> Objective
Pick out all lines in the listing holding the string "ylabel" and copy them.

(Figure record listings)
(begin)

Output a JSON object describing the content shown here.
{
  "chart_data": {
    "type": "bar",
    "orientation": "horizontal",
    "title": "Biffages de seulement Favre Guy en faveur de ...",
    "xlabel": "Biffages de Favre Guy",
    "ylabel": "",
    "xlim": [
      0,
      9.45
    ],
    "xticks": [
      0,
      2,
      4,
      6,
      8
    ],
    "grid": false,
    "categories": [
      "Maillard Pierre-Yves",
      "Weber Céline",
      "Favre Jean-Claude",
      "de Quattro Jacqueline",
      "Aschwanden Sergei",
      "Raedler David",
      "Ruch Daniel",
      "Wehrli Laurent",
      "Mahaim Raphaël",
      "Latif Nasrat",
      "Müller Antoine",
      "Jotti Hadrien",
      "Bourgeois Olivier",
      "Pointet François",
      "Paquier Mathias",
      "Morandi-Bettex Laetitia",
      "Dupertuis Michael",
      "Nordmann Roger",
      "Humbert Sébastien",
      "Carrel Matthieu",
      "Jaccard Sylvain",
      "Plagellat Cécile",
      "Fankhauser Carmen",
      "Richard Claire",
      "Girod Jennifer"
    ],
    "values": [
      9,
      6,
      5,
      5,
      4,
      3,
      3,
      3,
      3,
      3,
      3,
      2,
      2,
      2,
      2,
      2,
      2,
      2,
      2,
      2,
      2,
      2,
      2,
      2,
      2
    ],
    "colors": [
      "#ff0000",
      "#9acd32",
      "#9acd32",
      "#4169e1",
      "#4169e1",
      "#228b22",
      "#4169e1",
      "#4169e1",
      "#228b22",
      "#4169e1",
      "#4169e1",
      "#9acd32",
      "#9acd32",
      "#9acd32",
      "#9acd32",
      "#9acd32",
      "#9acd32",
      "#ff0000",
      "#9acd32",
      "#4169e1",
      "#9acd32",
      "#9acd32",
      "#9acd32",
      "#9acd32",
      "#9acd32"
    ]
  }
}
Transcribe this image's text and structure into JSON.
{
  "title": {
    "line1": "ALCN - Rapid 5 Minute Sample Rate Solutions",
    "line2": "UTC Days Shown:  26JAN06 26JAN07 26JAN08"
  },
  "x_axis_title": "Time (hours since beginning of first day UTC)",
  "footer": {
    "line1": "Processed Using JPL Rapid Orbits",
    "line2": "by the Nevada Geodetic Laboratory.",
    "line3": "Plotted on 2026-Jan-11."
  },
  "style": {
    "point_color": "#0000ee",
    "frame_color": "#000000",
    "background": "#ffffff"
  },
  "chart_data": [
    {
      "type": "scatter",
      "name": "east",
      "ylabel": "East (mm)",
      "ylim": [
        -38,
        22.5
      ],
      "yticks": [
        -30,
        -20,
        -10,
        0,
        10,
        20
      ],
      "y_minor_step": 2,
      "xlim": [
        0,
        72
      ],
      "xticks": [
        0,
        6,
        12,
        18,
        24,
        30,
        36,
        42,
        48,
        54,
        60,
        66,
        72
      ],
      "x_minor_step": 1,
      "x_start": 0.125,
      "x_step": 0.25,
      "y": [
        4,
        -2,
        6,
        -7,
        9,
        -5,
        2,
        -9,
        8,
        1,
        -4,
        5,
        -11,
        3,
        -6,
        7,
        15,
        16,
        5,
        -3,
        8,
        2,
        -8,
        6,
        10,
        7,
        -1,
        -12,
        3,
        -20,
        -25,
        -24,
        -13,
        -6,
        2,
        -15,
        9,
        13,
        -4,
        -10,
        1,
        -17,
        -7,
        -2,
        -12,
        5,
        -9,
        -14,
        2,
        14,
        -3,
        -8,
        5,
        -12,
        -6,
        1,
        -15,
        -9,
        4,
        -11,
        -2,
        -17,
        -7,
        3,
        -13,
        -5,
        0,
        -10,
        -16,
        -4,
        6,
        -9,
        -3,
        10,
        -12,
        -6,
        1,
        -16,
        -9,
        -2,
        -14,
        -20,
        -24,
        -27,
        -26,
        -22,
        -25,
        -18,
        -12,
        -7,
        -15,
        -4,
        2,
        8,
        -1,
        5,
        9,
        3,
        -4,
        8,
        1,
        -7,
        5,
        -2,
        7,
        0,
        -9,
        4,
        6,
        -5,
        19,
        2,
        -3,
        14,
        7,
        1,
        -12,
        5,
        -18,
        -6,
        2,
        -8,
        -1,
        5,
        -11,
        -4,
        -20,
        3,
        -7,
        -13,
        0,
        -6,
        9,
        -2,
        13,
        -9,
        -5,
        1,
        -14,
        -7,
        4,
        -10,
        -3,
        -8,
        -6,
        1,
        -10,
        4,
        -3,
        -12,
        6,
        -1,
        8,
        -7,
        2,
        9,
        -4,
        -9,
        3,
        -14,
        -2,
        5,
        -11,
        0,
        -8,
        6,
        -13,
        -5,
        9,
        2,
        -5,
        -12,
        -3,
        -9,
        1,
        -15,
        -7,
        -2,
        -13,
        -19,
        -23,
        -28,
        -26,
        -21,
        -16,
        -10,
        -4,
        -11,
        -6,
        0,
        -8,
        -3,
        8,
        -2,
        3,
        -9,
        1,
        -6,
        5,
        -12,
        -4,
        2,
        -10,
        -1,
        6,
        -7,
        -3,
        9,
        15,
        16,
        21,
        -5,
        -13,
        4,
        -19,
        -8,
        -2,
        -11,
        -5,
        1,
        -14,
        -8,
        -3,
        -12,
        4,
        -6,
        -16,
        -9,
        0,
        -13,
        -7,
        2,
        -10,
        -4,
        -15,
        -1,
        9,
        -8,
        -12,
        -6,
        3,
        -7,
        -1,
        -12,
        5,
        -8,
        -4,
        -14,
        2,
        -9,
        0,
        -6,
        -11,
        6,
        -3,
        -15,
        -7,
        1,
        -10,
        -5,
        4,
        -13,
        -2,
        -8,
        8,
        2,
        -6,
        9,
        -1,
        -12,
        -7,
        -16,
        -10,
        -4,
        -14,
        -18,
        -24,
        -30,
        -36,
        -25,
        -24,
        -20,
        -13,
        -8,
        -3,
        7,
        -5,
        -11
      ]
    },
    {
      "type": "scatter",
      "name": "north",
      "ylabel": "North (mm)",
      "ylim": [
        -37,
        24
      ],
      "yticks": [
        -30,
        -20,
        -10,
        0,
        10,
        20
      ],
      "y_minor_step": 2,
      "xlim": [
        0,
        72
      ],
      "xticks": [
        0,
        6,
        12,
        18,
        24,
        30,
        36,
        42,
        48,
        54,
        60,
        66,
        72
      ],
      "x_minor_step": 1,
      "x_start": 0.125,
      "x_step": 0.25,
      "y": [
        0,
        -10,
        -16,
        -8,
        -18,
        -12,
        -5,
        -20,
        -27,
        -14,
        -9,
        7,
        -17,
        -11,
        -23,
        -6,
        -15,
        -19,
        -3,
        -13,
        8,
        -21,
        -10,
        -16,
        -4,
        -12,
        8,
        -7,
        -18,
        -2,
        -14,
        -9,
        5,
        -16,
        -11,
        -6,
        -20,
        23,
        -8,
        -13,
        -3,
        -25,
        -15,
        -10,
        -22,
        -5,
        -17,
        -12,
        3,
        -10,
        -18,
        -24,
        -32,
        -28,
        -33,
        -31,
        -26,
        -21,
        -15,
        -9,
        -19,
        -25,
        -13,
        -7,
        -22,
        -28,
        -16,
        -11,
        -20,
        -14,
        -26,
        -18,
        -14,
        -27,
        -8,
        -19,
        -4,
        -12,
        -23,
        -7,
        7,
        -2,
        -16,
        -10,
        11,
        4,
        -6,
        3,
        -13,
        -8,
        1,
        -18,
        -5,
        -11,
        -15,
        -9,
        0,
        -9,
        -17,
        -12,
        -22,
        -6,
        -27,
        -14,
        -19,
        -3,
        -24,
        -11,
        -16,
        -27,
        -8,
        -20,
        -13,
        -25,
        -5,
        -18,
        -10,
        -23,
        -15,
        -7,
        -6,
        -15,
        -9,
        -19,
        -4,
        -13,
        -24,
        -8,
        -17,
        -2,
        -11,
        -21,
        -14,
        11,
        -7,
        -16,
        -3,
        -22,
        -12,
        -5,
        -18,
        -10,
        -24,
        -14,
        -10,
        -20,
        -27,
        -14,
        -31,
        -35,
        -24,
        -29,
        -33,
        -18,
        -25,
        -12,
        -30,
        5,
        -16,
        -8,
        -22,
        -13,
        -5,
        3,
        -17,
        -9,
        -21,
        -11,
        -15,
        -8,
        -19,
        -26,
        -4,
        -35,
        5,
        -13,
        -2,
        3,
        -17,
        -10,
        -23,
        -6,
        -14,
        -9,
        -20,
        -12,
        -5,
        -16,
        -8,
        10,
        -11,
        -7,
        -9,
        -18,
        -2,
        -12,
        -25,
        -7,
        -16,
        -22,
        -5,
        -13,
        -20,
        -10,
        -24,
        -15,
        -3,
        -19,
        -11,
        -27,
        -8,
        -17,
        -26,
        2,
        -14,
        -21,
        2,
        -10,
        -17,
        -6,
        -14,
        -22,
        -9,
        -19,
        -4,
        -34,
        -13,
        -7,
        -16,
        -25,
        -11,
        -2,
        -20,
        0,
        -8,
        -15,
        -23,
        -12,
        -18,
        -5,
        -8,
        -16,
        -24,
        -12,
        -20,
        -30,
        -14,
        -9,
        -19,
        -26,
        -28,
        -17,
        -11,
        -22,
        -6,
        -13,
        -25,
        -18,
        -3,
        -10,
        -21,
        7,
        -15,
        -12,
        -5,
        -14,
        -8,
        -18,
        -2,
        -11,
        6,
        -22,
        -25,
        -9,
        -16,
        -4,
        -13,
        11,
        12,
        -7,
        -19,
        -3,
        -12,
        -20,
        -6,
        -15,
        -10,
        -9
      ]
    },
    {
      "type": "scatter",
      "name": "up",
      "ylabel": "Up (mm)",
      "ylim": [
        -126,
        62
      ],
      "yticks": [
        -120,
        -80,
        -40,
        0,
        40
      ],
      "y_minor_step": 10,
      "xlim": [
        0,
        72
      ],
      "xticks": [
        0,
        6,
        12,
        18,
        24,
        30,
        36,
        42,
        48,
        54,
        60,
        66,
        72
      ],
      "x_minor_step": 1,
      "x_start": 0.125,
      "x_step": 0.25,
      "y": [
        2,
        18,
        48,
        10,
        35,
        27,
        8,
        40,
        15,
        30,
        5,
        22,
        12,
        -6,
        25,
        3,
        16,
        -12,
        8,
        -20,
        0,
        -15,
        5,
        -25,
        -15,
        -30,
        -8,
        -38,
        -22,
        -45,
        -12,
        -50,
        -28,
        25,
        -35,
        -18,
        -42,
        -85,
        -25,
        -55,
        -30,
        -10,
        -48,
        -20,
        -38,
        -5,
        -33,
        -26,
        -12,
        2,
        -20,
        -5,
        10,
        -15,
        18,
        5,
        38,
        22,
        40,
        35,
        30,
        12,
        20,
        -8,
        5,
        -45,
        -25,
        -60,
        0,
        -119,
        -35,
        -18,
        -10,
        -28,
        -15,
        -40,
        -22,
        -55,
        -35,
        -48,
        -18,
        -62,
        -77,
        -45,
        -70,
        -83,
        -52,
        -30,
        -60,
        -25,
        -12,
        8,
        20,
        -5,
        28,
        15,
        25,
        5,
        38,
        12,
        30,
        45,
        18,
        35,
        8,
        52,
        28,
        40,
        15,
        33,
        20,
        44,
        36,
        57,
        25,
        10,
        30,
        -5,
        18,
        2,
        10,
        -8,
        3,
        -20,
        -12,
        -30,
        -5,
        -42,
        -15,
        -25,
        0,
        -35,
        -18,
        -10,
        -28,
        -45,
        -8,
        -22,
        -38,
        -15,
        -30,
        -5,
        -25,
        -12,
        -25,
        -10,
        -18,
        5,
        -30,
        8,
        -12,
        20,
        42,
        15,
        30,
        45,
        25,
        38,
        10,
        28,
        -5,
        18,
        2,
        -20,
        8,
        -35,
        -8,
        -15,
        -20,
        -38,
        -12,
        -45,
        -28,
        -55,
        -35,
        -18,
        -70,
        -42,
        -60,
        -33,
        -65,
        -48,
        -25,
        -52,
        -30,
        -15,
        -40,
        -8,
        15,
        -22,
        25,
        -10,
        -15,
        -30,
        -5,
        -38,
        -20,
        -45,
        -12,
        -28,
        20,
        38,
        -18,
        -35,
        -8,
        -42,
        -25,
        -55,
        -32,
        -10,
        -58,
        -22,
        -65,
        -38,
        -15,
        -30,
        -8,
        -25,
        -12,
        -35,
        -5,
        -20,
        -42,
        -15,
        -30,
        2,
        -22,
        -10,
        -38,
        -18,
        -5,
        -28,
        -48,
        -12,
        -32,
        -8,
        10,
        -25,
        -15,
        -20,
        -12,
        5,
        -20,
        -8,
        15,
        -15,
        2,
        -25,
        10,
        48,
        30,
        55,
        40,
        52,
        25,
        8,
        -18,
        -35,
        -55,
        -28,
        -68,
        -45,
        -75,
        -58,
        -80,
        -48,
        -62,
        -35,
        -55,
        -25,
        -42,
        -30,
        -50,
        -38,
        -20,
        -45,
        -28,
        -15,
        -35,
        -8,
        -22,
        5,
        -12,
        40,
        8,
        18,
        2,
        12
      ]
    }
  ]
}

(end)

> Task response
    "ylabel": "",
      "ylabel": "East (mm)",
      "ylabel": "North (mm)",
      "ylabel": "Up (mm)",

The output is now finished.